Objective:
Copy out each line of the listing that has the word "رسول" in it.

* * *

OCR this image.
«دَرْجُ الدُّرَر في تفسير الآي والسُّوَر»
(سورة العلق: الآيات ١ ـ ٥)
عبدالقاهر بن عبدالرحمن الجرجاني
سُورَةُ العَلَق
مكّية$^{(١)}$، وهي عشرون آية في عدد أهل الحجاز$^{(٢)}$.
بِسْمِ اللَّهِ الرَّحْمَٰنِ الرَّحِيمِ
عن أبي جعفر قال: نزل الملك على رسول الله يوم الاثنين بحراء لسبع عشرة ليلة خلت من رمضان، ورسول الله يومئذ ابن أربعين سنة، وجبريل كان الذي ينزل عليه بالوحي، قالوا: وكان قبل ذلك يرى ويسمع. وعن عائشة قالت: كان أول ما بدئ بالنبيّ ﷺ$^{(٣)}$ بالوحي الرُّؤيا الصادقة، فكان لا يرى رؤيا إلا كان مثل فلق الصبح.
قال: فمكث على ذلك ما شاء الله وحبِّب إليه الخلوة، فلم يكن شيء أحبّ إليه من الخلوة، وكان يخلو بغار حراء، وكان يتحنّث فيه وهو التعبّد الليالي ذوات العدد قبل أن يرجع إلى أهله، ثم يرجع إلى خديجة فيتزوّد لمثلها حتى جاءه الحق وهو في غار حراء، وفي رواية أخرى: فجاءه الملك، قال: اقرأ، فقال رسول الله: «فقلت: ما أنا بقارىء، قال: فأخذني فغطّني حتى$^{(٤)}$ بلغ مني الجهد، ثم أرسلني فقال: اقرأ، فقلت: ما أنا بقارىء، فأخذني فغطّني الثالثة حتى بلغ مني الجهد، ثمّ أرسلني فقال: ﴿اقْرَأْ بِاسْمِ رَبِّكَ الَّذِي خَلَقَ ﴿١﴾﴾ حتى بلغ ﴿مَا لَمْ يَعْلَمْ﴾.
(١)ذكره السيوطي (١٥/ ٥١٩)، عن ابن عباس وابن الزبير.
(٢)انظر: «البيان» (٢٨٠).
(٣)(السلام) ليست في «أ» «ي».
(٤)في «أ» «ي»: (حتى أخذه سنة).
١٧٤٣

* * *

Exercise output:
عن أبي جعفر قال: نزل الملك على رسول الله يوم الاثنين بحراء لسبع عشرة ليلة خلت من رمضان، ورسول الله يومئذ ابن أربعين سنة، وجبريل كان الذي ينزل عليه بالوحي، قالوا: وكان قبل ذلك يرى ويسمع. وعن عائشة قالت: كان أول ما بدئ بالنبيّ ﷺ$^{(٣)}$ بالوحي الرُّؤيا الصادقة، فكان لا يرى رؤيا إلا كان مثل فلق الصبح.
قال: فمكث على ذلك ما شاء الله وحبِّب إليه الخلوة، فلم يكن شيء أحبّ إليه من الخلوة، وكان يخلو بغار حراء، وكان يتحنّث فيه وهو التعبّد الليالي ذوات العدد قبل أن يرجع إلى أهله، ثم يرجع إلى خديجة فيتزوّد لمثلها حتى جاءه الحق وهو في غار حراء، وفي رواية أخرى: فجاءه الملك، قال: اقرأ، فقال رسول الله: «فقلت: ما أنا بقارىء، قال: فأخذني فغطّني حتى$^{(٤)}$ بلغ مني الجهد، ثم أرسلني فقال: اقرأ، فقلت: ما أنا بقارىء، فأخذني فغطّني الثالثة حتى بلغ مني الجهد، ثمّ أرسلني فقال: ﴿اقْرَأْ بِاسْمِ رَبِّكَ الَّذِي خَلَقَ ﴿١﴾﴾ حتى بلغ ﴿مَا لَمْ يَعْلَمْ﴾.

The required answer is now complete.